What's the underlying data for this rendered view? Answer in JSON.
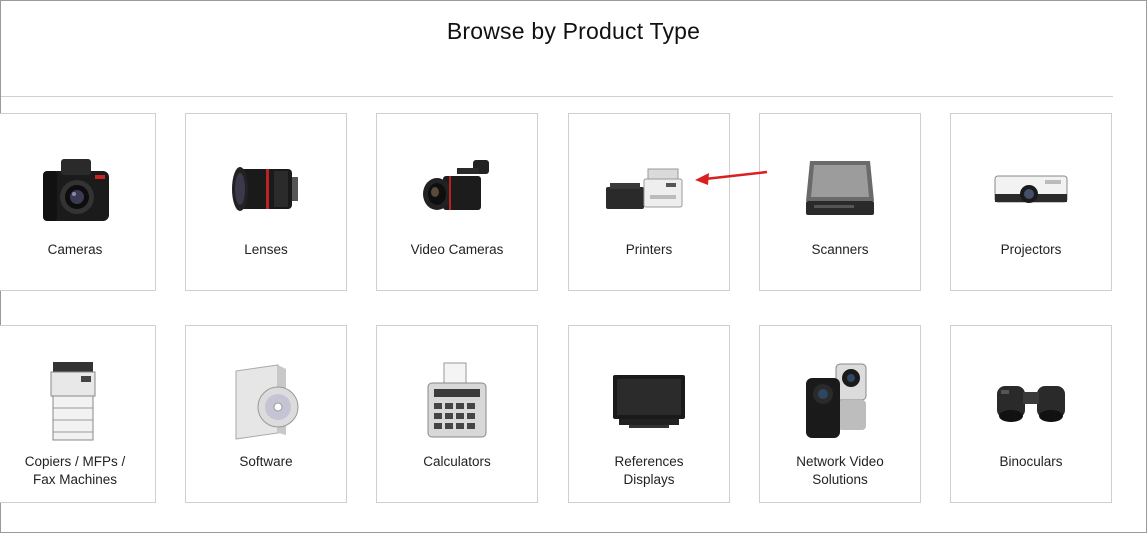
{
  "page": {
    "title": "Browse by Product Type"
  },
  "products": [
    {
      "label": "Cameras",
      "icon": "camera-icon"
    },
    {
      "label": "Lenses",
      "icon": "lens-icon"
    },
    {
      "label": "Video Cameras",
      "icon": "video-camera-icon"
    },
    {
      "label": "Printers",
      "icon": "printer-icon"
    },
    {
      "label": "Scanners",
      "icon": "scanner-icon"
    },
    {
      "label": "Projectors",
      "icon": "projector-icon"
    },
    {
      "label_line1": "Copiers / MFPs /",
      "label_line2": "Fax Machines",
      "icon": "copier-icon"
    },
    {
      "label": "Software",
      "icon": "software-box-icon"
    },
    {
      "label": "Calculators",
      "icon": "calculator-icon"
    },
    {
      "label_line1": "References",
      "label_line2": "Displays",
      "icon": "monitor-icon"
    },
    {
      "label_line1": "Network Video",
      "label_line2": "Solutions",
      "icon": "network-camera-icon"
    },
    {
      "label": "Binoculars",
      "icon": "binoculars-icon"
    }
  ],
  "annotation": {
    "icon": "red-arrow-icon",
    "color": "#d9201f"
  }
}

########################################

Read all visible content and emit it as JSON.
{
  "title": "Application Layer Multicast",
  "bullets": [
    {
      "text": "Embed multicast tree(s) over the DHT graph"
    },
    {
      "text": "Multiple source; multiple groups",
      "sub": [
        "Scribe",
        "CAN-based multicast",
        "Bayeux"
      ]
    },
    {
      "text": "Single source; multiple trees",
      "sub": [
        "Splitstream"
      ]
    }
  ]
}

########################################

> _SET TASK_
Lines that hold the word "JSON" are the ones to return, every one of them.

> _WORKED SOLUTION_
What's the underlying data for this rendered view? Answer in JSON.
Read all visible content and emit it as JSON.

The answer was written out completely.